╭─ Data supplied
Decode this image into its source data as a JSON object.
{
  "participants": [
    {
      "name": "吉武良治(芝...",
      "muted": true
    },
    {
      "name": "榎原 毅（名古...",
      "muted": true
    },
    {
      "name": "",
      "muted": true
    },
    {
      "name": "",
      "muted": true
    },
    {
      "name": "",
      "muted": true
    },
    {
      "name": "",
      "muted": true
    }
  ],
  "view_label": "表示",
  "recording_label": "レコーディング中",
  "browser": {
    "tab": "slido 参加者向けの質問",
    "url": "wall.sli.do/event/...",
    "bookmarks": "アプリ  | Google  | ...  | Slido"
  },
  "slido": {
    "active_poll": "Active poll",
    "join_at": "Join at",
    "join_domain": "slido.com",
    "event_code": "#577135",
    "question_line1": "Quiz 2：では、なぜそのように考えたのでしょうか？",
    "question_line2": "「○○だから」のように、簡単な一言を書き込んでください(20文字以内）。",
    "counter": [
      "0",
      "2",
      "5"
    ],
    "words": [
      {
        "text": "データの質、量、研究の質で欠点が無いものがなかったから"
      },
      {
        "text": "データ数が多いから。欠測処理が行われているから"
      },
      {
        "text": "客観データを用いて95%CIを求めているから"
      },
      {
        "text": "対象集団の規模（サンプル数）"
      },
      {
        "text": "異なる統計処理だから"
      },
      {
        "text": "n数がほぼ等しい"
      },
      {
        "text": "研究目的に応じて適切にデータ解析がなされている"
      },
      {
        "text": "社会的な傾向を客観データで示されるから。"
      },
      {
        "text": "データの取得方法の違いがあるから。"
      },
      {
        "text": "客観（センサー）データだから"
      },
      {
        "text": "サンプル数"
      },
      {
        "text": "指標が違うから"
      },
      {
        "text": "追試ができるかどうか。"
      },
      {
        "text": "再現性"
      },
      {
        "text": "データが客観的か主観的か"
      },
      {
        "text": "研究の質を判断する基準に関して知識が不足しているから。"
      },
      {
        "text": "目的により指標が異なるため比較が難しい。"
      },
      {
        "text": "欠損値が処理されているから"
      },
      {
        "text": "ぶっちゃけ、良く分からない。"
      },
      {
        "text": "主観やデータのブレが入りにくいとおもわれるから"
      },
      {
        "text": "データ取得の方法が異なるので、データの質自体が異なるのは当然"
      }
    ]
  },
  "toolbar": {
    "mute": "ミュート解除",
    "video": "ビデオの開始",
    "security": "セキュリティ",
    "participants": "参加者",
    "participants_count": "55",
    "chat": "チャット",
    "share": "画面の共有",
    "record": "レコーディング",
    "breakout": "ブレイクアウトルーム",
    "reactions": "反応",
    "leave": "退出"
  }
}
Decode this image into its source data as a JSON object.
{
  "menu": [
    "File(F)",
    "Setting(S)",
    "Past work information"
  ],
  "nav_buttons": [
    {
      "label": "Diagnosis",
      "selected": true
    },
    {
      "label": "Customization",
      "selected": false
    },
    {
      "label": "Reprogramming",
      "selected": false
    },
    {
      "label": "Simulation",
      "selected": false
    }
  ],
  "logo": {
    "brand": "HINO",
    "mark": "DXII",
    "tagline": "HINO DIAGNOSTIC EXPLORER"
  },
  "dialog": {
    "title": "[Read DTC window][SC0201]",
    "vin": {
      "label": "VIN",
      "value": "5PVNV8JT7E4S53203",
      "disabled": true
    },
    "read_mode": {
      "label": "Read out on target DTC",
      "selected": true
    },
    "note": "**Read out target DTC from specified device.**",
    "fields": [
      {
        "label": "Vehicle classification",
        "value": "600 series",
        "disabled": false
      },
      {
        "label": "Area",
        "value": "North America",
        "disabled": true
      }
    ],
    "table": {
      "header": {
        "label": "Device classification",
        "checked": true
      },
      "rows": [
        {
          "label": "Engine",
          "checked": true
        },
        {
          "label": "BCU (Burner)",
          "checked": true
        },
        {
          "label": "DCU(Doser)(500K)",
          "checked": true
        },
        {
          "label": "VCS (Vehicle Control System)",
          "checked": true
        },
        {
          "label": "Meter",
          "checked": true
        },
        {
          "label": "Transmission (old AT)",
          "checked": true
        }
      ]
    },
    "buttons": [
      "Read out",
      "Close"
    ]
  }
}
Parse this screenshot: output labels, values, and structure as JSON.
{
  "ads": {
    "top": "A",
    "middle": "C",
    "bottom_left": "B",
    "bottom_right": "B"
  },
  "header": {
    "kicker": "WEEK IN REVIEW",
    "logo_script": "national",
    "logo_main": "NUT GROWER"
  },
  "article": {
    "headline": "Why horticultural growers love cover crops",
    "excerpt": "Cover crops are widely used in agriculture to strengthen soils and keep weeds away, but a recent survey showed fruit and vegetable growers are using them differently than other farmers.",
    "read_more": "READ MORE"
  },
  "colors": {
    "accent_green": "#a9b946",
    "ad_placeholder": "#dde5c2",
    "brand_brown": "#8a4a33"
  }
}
╰─
Task to complete:
Only the lines from the one containing "Parse this screenshot: output" to the end of the data should be printed, exactly as they stand.

Task answer:
Parse this screenshot: output labels, values, and structure as JSON.
{
  "ads": {
    "top": "A",
    "middle": "C",
    "bottom_left": "B",
    "bottom_right": "B"
  },
  "header": {
    "kicker": "WEEK IN REVIEW",
    "logo_script": "national",
    "logo_main": "NUT GROWER"
  },
  "article": {
    "headline": "Why horticultural growers love cover crops",
    "excerpt": "Cover crops are widely used in agriculture to strengthen soils and keep weeds away, but a recent survey showed fruit and vegetable growers are using them differently than other farmers.",
    "read_more": "READ MORE"
  },
  "colors": {
    "accent_green": "#a9b946",
    "ad_placeholder": "#dde5c2",
    "brand_brown": "#8a4a33"
  }
}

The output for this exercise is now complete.